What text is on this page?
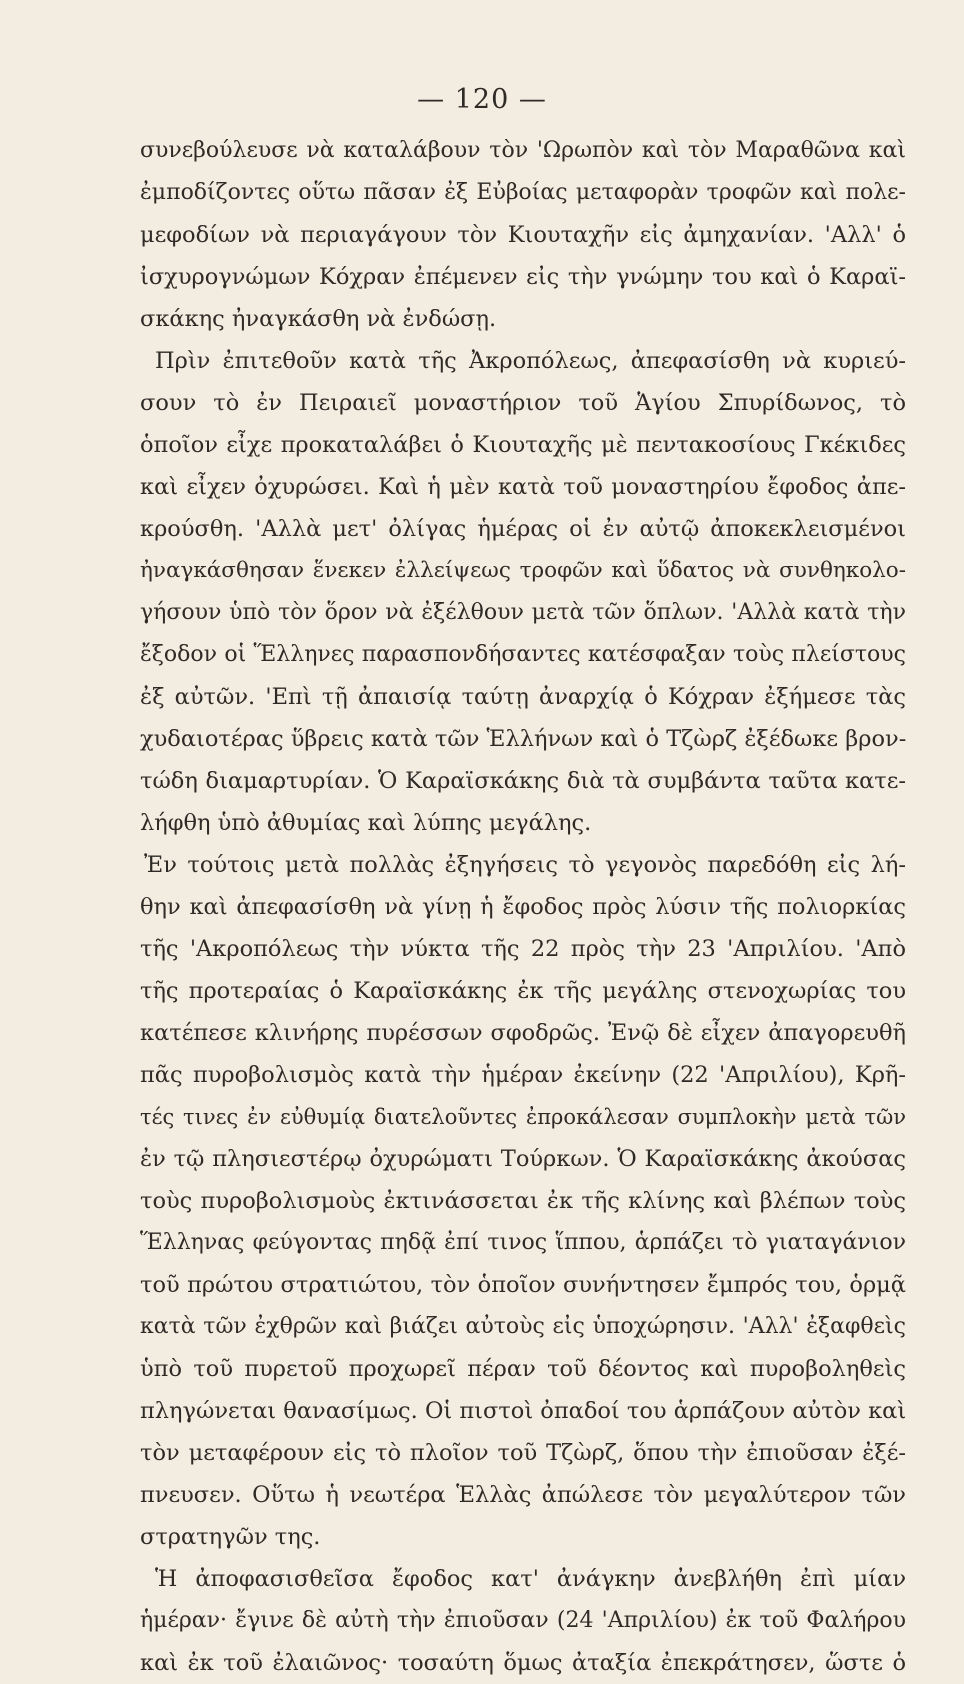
— 120 —
συνεβούλευσε νὰ καταλάβουν τὸν 'Ωρωπὸν καὶ τὸν Μαραθῶνα καὶ
ἐμποδίζοντες οὕτω πᾶσαν ἐξ Εὐβοίας μεταφορὰν τροφῶν καὶ πολε-
μεφοδίων νὰ περιαγάγουν τὸν Κιουταχῆν εἰς ἀμηχανίαν. 'Αλλ' ὁ
ἰσχυρογνώμων Κόχραν ἐπέμενεν εἰς τὴν γνώμην του καὶ ὁ Καραϊ-
σκάκης ἠναγκάσθη νὰ ἐνδώσῃ.
Πρὶν ἐπιτεθοῦν κατὰ τῆς Ἀκροπόλεως, ἀπεφασίσθη νὰ κυριεύ-
σουν τὸ ἐν Πειραιεῖ μοναστήριον τοῦ Ἁγίου Σπυρίδωνος, τὸ
ὁποῖον εἶχε προκαταλάβει ὁ Κιουταχῆς μὲ πεντακοσίους Γκέκιδες
καὶ εἶχεν ὀχυρώσει. Καὶ ἡ μὲν κατὰ τοῦ μοναστηρίου ἔφοδος ἀπε-
κρούσθη. 'Αλλὰ μετ' ὀλίγας ἡμέρας οἱ ἐν αὐτῷ ἀποκεκλεισμένοι
ἠναγκάσθησαν ἕνεκεν ἐλλείψεως τροφῶν καὶ ὕδατος νὰ συνθηκολο-
γήσουν ὑπὸ τὸν ὅρον νὰ ἐξέλθουν μετὰ τῶν ὅπλων. 'Αλλὰ κατὰ τὴν
ἔξοδον οἱ Ἕλληνες παρασπονδήσαντες κατέσφαξαν τοὺς πλείστους
ἐξ αὐτῶν. 'Επὶ τῇ ἀπαισίᾳ ταύτῃ ἀναρχίᾳ ὁ Κόχραν ἐξήμεσε τὰς
χυδαιοτέρας ὕβρεις κατὰ τῶν Ἑλλήνων καὶ ὁ Τζὼρζ ἐξέδωκε βρον-
τώδη διαμαρτυρίαν. Ὁ Καραϊσκάκης διὰ τὰ συμβάντα ταῦτα κατε-
λήφθη ὑπὸ ἀθυμίας καὶ λύπης μεγάλης.
Ἐν τούτοις μετὰ πολλὰς ἐξηγήσεις τὸ γεγονὸς παρεδόθη εἰς λή-
θην καὶ ἀπεφασίσθη νὰ γίνῃ ἡ ἔφοδος πρὸς λύσιν τῆς πολιορκίας
τῆς 'Ακροπόλεως τὴν νύκτα τῆς 22 πρὸς τὴν 23 'Απριλίου. 'Απὸ
τῆς προτεραίας ὁ Καραϊσκάκης ἐκ τῆς μεγάλης στενοχωρίας του
κατέπεσε κλινήρης πυρέσσων σφοδρῶς. Ἐνῷ δὲ εἶχεν ἀπαγορευθῆ
πᾶς πυροβολισμὸς κατὰ τὴν ἡμέραν ἐκείνην (22 'Απριλίου), Κρῆ-
τές τινες ἐν εὐθυμίᾳ διατελοῦντες ἐπροκάλεσαν συμπλοκὴν μετὰ τῶν
ἐν τῷ πλησιεστέρῳ ὀχυρώματι Τούρκων. Ὁ Καραϊσκάκης ἀκούσας
τοὺς πυροβολισμοὺς ἐκτινάσσεται ἐκ τῆς κλίνης καὶ βλέπων τοὺς
Ἕλληνας φεύγοντας πηδᾷ ἐπί τινος ἵππου, ἁρπάζει τὸ γιαταγάνιον
τοῦ πρώτου στρατιώτου, τὸν ὁποῖον συνήντησεν ἔμπρός του, ὁρμᾷ
κατὰ τῶν ἐχθρῶν καὶ βιάζει αὐτοὺς εἰς ὑποχώρησιν. 'Αλλ' ἐξαφθεὶς
ὑπὸ τοῦ πυρετοῦ προχωρεῖ πέραν τοῦ δέοντος καὶ πυροβοληθεὶς
πληγώνεται θανασίμως. Οἱ πιστοὶ ὀπαδοί του ἁρπάζουν αὐτὸν καὶ
τὸν μεταφέρουν εἰς τὸ πλοῖον τοῦ Τζὼρζ, ὅπου τὴν ἐπιοῦσαν ἐξέ-
πνευσεν. Οὕτω ἡ νεωτέρα Ἑλλὰς ἀπώλεσε τὸν μεγαλύτερον τῶν
στρατηγῶν της.
Ἡ ἀποφασισθεῖσα ἔφοδος κατ' ἀνάγκην ἀνεβλήθη ἐπὶ μίαν
ἡμέραν· ἔγινε δὲ αὐτὴ τὴν ἐπιοῦσαν (24 'Απριλίου) ἐκ τοῦ Φαλήρου
καὶ ἐκ τοῦ ἐλαιῶνος· τοσαύτη ὅμως ἀταξία ἐπεκράτησεν, ὥστε ὁ
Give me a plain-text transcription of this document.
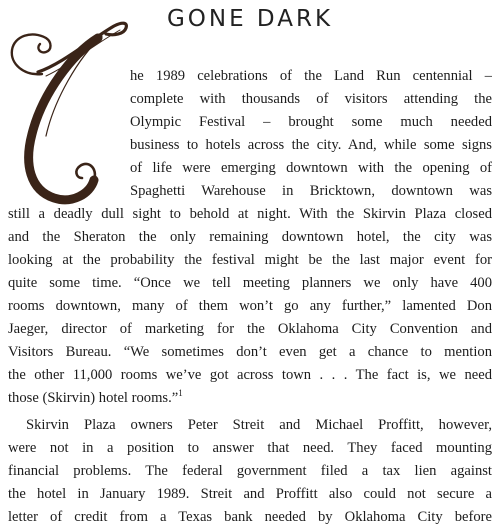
GONE DARK
he 1989 celebrations of the Land Run centennial –
complete with thousands of visitors attending the
Olympic Festival – brought some much needed
business to hotels across the city. And, while some signs
of life were emerging downtown with the opening of
Spaghetti Warehouse in Bricktown, downtown was
still a deadly dull sight to behold at night. With the Skirvin Plaza closed
and the Sheraton the only remaining downtown hotel, the city was
looking at the probability the festival might be the last major event for
quite some time. “Once we tell meeting planners we only have 400
rooms downtown, many of them won’t go any further,” lamented Don
Jaeger, director of marketing for the Oklahoma City Convention and
Visitors Bureau. “We sometimes don’t even get a chance to mention
the other 11,000 rooms we’ve got across town . . . The fact is, we need
those (Skirvin) hotel rooms.”$^1$
Skirvin Plaza owners Peter Streit and Michael Proffitt, however,
were not in a position to answer that need. They faced mounting
financial problems. The federal government filed a tax lien against
the hotel in January 1989. Streit and Proffitt also could not secure a
letter of credit from a Texas bank needed by Oklahoma City before
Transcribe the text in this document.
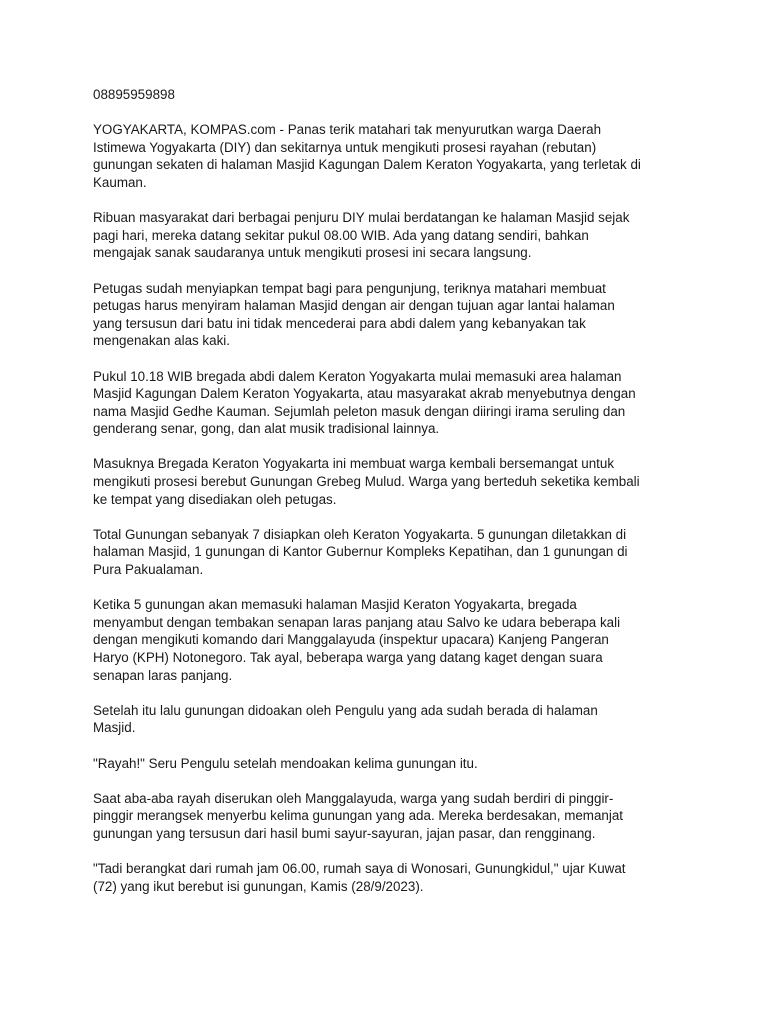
08895959898

YOGYAKARTA, KOMPAS.com - Panas terik matahari tak menyurutkan warga Daerah
Istimewa Yogyakarta (DIY) dan sekitarnya untuk mengikuti prosesi rayahan (rebutan)
gunungan sekaten di halaman Masjid Kagungan Dalem Keraton Yogyakarta, yang terletak di
Kauman.

Ribuan masyarakat dari berbagai penjuru DIY mulai berdatangan ke halaman Masjid sejak
pagi hari, mereka datang sekitar pukul 08.00 WIB. Ada yang datang sendiri, bahkan
mengajak sanak saudaranya untuk mengikuti prosesi ini secara langsung.

Petugas sudah menyiapkan tempat bagi para pengunjung, teriknya matahari membuat
petugas harus menyiram halaman Masjid dengan air dengan tujuan agar lantai halaman
yang tersusun dari batu ini tidak mencederai para abdi dalem yang kebanyakan tak
mengenakan alas kaki.

Pukul 10.18 WIB bregada abdi dalem Keraton Yogyakarta mulai memasuki area halaman
Masjid Kagungan Dalem Keraton Yogyakarta, atau masyarakat akrab menyebutnya dengan
nama Masjid Gedhe Kauman. Sejumlah peleton masuk dengan diiringi irama seruling dan
genderang senar, gong, dan alat musik tradisional lainnya.

Masuknya Bregada Keraton Yogyakarta ini membuat warga kembali bersemangat untuk
mengikuti prosesi berebut Gunungan Grebeg Mulud. Warga yang berteduh seketika kembali
ke tempat yang disediakan oleh petugas.

Total Gunungan sebanyak 7 disiapkan oleh Keraton Yogyakarta. 5 gunungan diletakkan di
halaman Masjid, 1 gunungan di Kantor Gubernur Kompleks Kepatihan, dan 1 gunungan di
Pura Pakualaman.

Ketika 5 gunungan akan memasuki halaman Masjid Keraton Yogyakarta, bregada
menyambut dengan tembakan senapan laras panjang atau Salvo ke udara beberapa kali
dengan mengikuti komando dari Manggalayuda (inspektur upacara) Kanjeng Pangeran
Haryo (KPH) Notonegoro. Tak ayal, beberapa warga yang datang kaget dengan suara
senapan laras panjang.

Setelah itu lalu gunungan didoakan oleh Pengulu yang ada sudah berada di halaman
Masjid.

"Rayah!" Seru Pengulu setelah mendoakan kelima gunungan itu.

Saat aba-aba rayah diserukan oleh Manggalayuda, warga yang sudah berdiri di pinggir-
pinggir merangsek menyerbu kelima gunungan yang ada. Mereka berdesakan, memanjat
gunungan yang tersusun dari hasil bumi sayur-sayuran, jajan pasar, dan rengginang.

"Tadi berangkat dari rumah jam 06.00, rumah saya di Wonosari, Gunungkidul," ujar Kuwat
(72) yang ikut berebut isi gunungan, Kamis (28/9/2023).
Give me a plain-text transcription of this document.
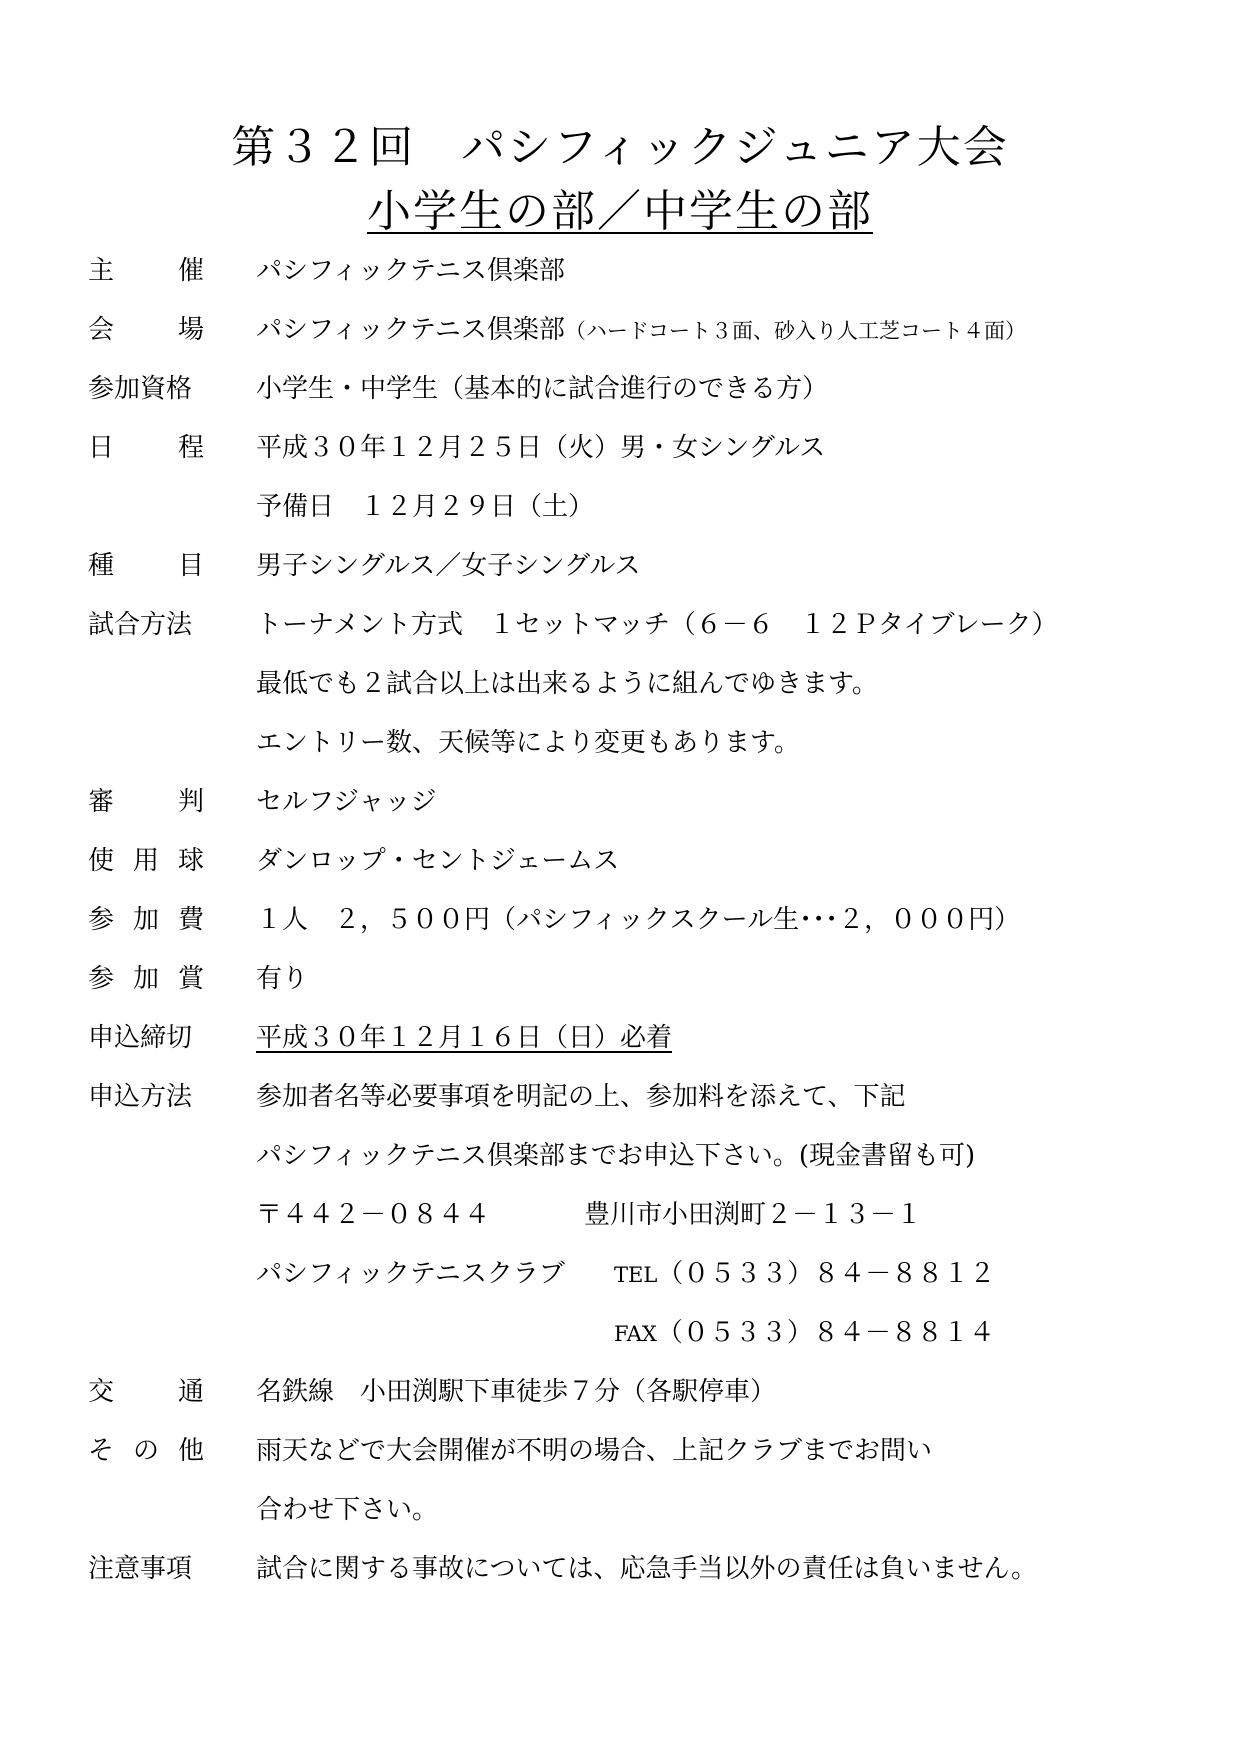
第３２回　パシフィックジュニア大会
小学生の部／中学生の部
主 催 パシフィックテニス倶楽部
会 場 パシフィックテニス倶楽部（ハードコート３面、砂入り人工芝コート４面）
参加資格 小学生・中学生（基本的に試合進行のできる方）
日 程 平成３０年１２月２５日（火）男・女シングルス
予備日　１２月２９日（土）
種 目 男子シングルス／女子シングルス
試合方法 トーナメント方式　１セットマッチ（６－６　１２Ｐタイブレーク）
最低でも２試合以上は出来るように組んでゆきます。
エントリー数、天候等により変更もあります。
審 判 セルフジャッジ
使 用 球 ダンロップ・セントジェームス
参 加 費 １人　２，５００円（パシフィックスクール生･･･２，０００円）
参 加 賞 有り
申込締切 平成３０年１２月１６日（日）必着
申込方法 参加者名等必要事項を明記の上、参加料を添えて、下記
パシフィックテニス倶楽部までお申込下さい。(現金書留も可)
〒４４２－０８４４	豊川市小田渕町２－１３－１
パシフィックテニスクラブ TEL（０５３３）８４－８８１２
FAX（０５３３）８４－８８１４
交 通 名鉄線　小田渕駅下車徒歩７分（各駅停車）
そ の 他 雨天などで大会開催が不明の場合、上記クラブまでお問い
合わせ下さい。
注意事項 試合に関する事故については、応急手当以外の責任は負いません。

****************

→ **Directions for this task**:
Scan the material and collect every line that contains "κατὰ".

→ **Written answer**:
Πρὶν ἐπιτεθοῦν κατὰ τῆς Ἀκροπόλεως, ἀπεφασίσθη νὰ κυριεύ-
καὶ εἶχεν ὀχυρώσει. Καὶ ἡ μὲν κατὰ τοῦ μοναστηρίου ἔφοδος ἀπε-
γήσουν ὑπὸ τὸν ὅρον νὰ ἐξέλθουν μετὰ τῶν ὅπλων. 'Αλλὰ κατὰ τὴν
χυδαιοτέρας ὕβρεις κατὰ τῶν Ἑλλήνων καὶ ὁ Τζὼρζ ἐξέδωκε βρον-
πᾶς πυροβολισμὸς κατὰ τὴν ἡμέραν ἐκείνην (22 'Απριλίου), Κρῆ-
κατὰ τῶν ἐχθρῶν καὶ βιάζει αὐτοὺς εἰς ὑποχώρησιν. 'Αλλ' ἐξαφθεὶς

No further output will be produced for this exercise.